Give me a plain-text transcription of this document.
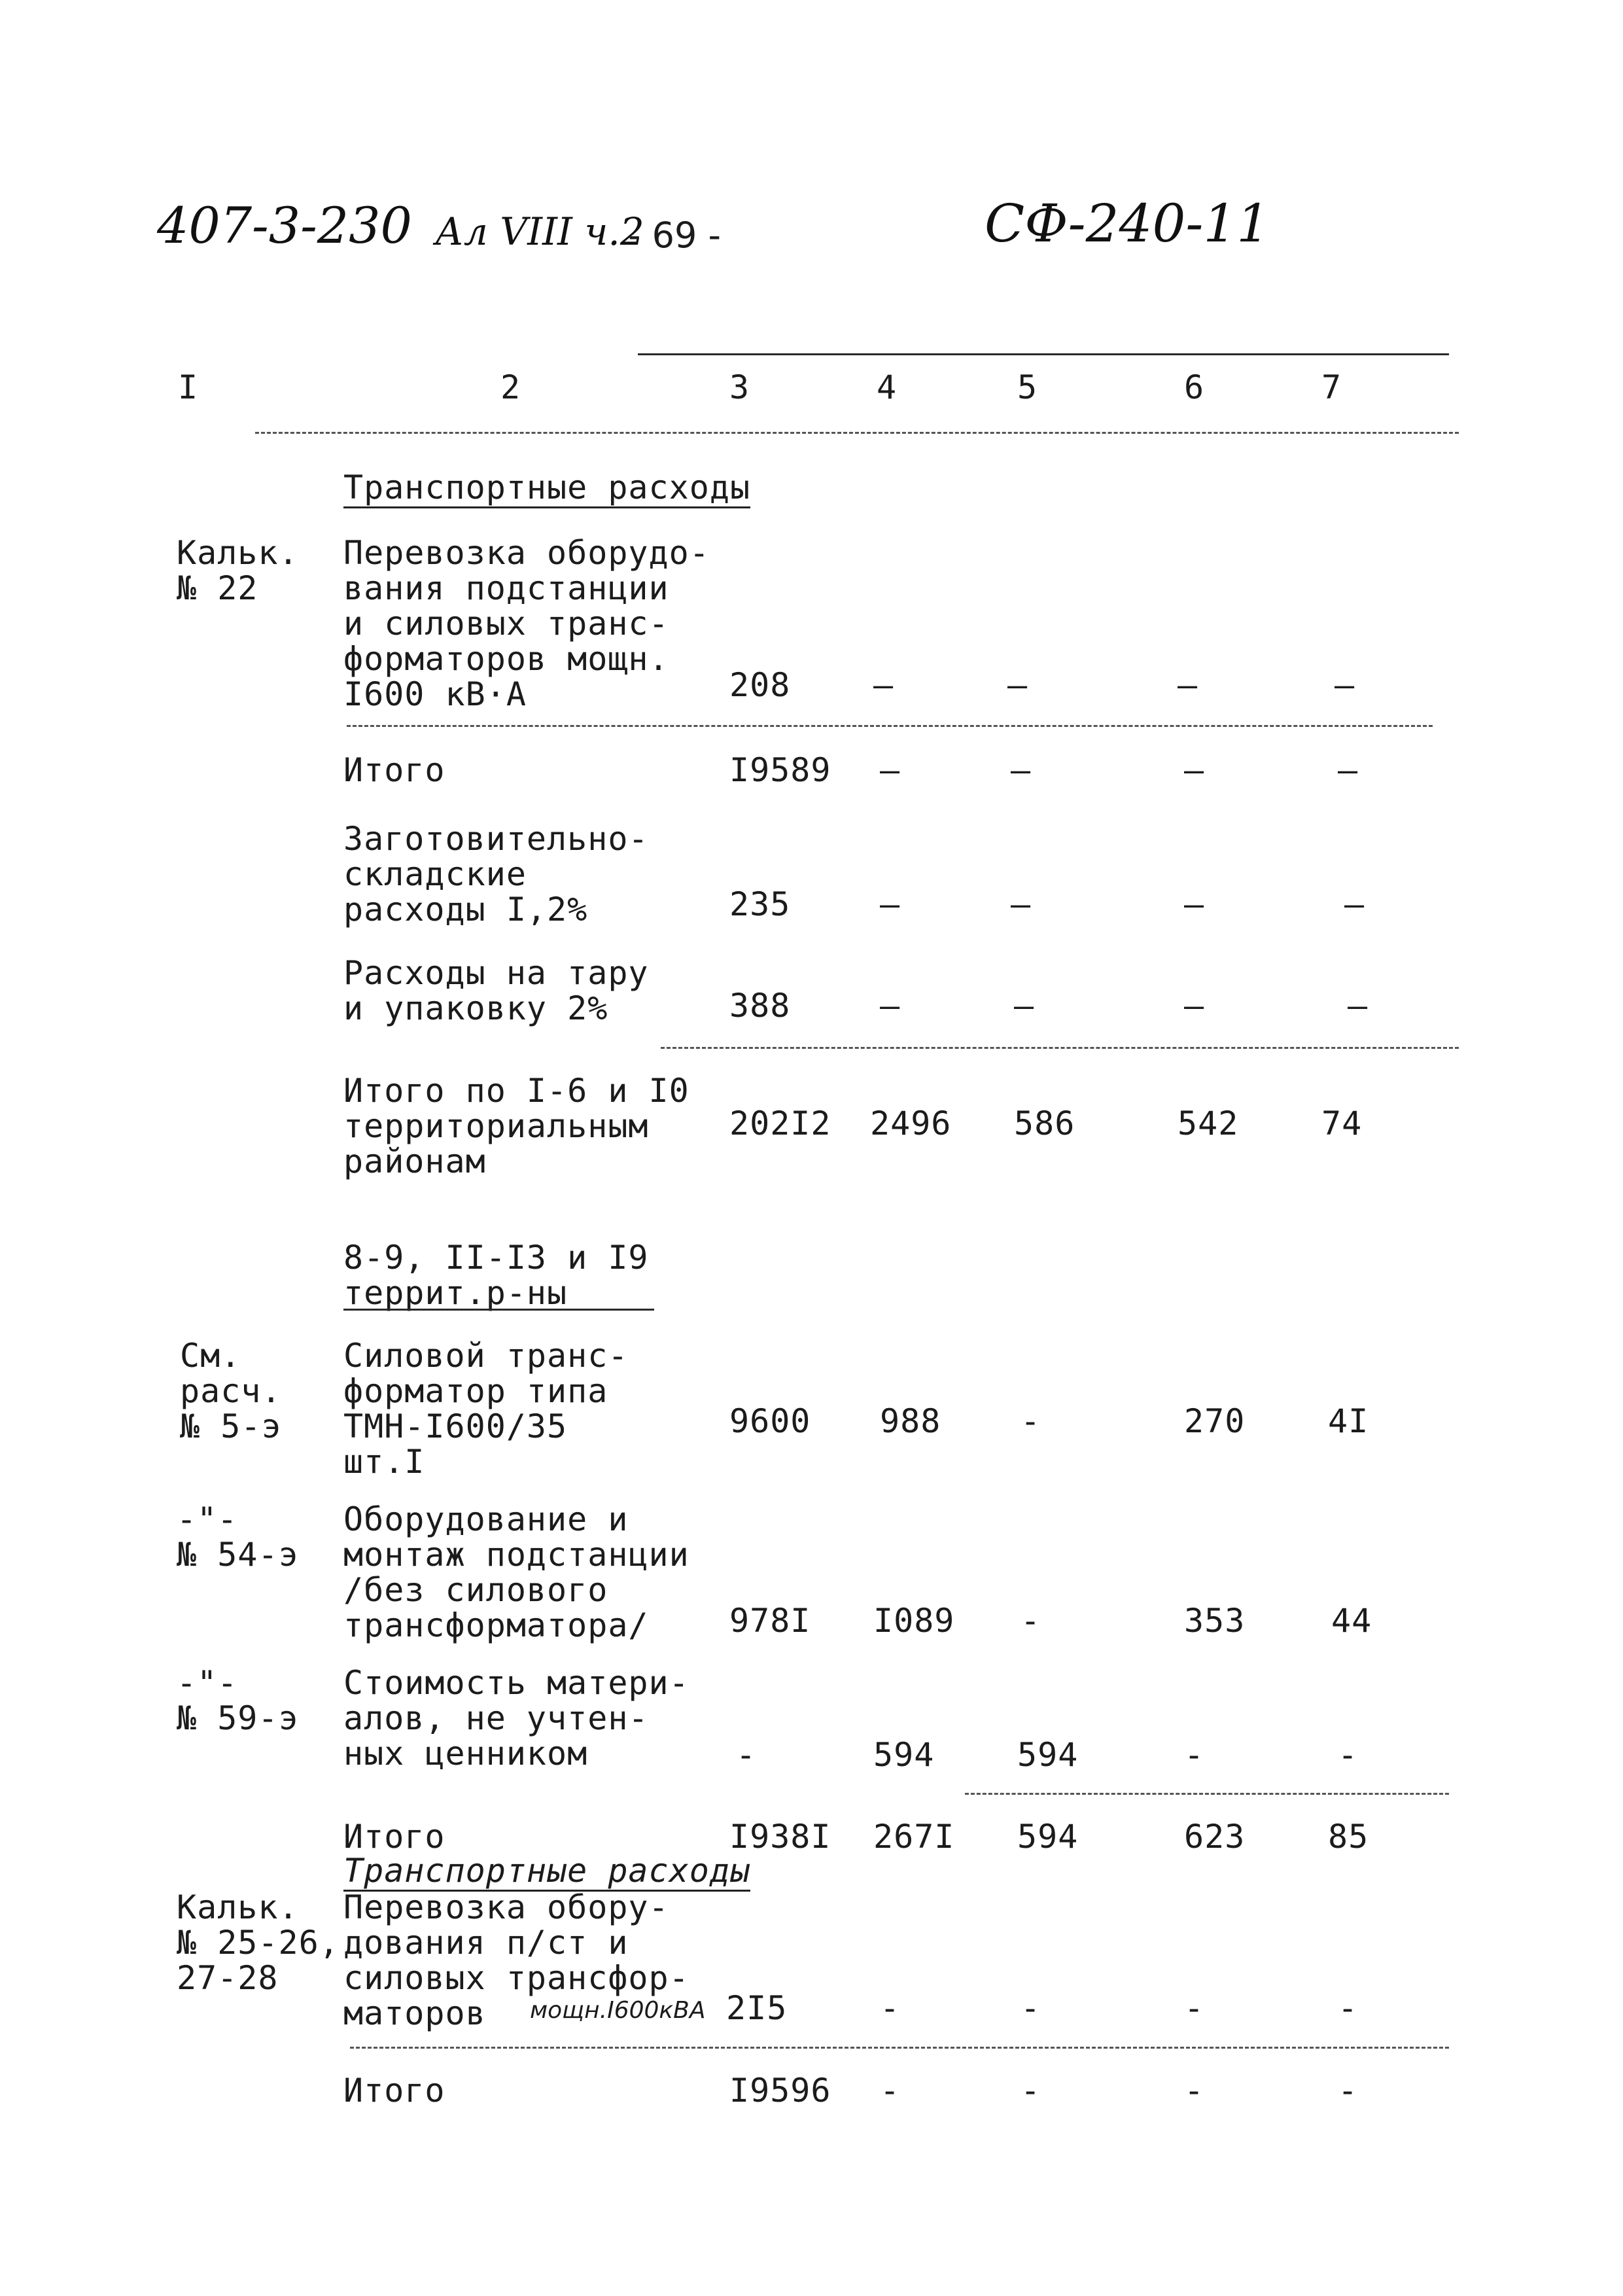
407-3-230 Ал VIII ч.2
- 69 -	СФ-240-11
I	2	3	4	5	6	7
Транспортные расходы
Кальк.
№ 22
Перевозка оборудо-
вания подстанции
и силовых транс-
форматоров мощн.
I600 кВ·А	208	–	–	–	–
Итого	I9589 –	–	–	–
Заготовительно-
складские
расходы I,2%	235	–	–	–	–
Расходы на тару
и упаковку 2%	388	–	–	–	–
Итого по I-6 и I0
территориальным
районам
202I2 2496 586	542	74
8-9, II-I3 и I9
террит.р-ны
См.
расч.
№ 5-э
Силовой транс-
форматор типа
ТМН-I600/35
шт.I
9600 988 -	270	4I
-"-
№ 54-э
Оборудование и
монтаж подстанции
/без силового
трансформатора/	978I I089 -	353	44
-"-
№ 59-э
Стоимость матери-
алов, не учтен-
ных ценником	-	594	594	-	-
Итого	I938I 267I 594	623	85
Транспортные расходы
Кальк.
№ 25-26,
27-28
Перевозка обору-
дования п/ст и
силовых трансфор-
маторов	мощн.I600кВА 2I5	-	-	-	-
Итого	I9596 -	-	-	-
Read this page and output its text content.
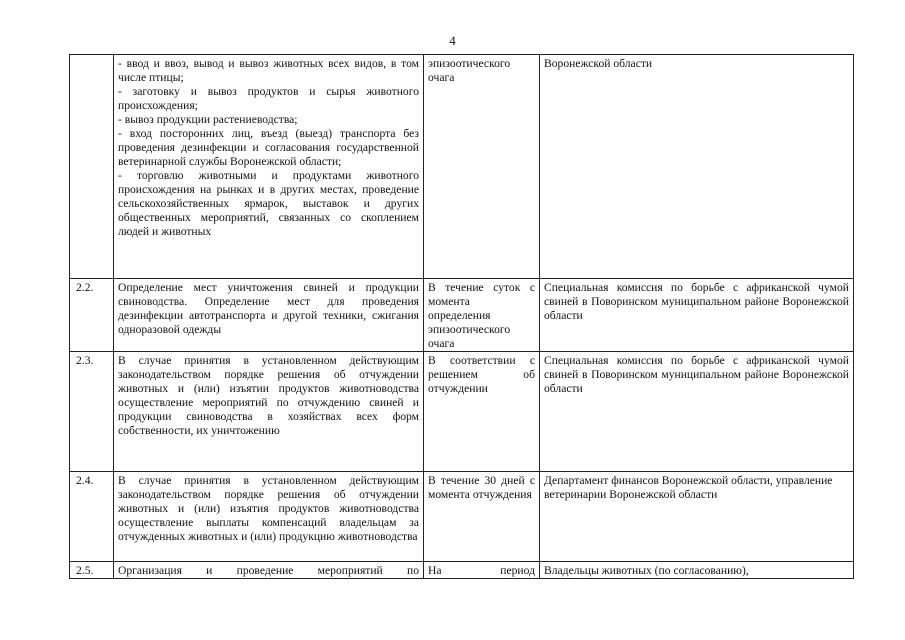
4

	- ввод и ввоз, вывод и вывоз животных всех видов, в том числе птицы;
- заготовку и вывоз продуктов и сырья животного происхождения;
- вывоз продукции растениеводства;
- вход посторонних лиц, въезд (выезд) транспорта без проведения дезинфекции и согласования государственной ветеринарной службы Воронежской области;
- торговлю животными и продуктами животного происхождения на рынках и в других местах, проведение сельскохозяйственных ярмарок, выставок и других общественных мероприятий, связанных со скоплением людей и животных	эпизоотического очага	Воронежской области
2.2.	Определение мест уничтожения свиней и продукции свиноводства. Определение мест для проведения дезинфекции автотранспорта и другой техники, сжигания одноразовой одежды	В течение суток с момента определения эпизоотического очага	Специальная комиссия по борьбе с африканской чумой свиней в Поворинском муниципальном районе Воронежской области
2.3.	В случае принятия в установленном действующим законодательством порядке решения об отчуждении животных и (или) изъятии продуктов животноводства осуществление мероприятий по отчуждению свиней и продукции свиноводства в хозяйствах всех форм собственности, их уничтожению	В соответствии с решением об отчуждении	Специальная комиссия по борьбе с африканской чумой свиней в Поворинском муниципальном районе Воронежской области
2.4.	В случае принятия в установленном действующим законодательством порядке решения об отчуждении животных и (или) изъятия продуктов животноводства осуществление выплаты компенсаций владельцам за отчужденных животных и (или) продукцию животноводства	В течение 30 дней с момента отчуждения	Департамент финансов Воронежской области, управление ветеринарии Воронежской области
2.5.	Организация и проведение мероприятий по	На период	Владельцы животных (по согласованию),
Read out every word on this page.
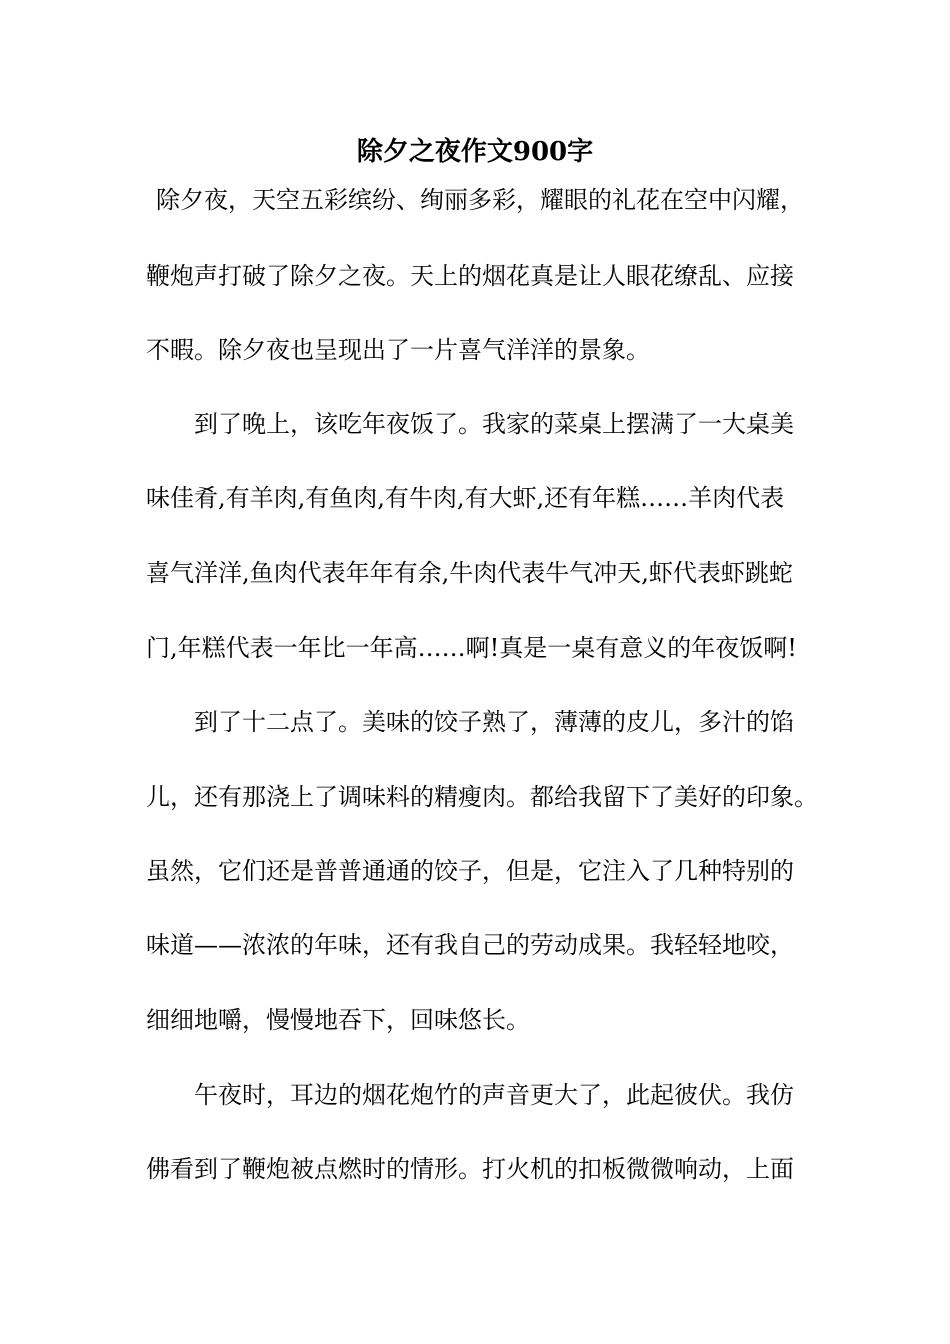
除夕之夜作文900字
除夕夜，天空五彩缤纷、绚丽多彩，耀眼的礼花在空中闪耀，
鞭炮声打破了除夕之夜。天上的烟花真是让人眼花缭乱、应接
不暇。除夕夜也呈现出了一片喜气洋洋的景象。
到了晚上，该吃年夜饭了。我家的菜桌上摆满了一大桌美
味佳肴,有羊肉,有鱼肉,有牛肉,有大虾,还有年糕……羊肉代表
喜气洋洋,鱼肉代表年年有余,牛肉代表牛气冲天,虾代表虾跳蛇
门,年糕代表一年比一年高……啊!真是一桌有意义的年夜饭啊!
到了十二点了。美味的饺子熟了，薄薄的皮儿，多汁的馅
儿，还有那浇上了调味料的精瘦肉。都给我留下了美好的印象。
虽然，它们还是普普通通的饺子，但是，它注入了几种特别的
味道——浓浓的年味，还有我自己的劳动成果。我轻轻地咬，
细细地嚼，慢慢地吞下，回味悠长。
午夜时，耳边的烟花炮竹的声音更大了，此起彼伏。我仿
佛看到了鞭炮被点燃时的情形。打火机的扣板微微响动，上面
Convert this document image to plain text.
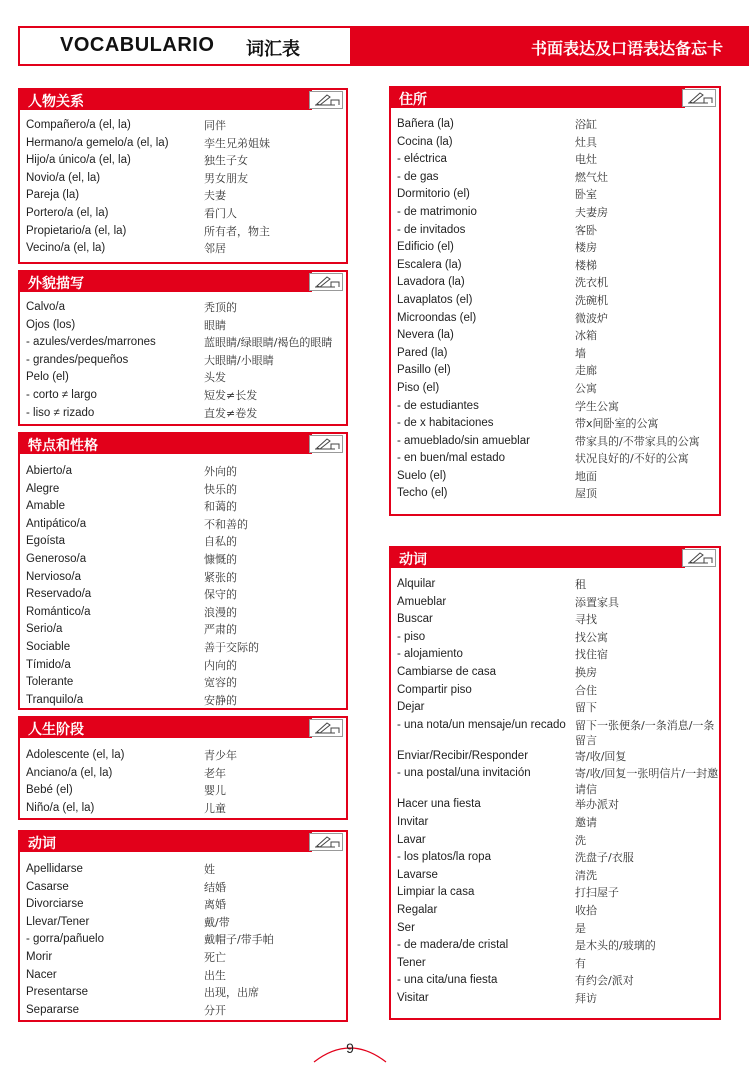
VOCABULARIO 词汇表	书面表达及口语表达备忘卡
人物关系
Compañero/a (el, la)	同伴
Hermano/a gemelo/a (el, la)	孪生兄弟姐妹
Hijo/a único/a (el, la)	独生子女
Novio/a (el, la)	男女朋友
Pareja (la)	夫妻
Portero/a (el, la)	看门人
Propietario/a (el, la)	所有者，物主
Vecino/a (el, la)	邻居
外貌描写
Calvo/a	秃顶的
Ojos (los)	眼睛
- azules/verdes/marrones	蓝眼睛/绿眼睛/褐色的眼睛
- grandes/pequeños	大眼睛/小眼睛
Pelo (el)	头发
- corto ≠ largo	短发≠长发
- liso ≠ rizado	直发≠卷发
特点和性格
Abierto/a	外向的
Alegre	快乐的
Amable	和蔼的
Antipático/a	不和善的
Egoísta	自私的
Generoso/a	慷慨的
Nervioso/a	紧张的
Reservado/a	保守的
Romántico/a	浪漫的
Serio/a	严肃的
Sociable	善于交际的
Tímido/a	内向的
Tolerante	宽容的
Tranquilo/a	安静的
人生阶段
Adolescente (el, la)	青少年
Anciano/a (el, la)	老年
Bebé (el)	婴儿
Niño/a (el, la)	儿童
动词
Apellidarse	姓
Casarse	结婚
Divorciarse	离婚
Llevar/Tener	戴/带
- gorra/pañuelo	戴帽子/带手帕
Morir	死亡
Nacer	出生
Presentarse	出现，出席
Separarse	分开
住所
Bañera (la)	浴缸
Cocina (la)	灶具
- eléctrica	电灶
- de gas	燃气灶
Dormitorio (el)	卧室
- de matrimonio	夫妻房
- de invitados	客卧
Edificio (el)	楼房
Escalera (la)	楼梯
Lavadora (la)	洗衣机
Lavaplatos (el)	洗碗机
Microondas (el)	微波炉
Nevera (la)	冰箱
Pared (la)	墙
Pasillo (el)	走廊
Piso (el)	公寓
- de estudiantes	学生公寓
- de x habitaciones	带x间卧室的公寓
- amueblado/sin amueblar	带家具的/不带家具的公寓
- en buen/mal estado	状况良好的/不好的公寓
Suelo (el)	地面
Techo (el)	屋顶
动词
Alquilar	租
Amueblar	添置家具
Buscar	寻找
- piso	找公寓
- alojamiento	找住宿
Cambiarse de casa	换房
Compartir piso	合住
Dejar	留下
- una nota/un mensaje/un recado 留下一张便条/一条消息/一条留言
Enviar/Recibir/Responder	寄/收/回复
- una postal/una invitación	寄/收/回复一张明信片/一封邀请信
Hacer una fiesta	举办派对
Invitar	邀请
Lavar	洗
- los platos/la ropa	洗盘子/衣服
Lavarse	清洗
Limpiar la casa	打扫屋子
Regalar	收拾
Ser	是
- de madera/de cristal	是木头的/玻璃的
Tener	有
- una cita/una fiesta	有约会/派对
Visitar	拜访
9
○ ○ ○
Copy out every line from the material above in which the word "Перевозка" appears.

> **The reply**
Перевозка оборудо-
Перевозка обору-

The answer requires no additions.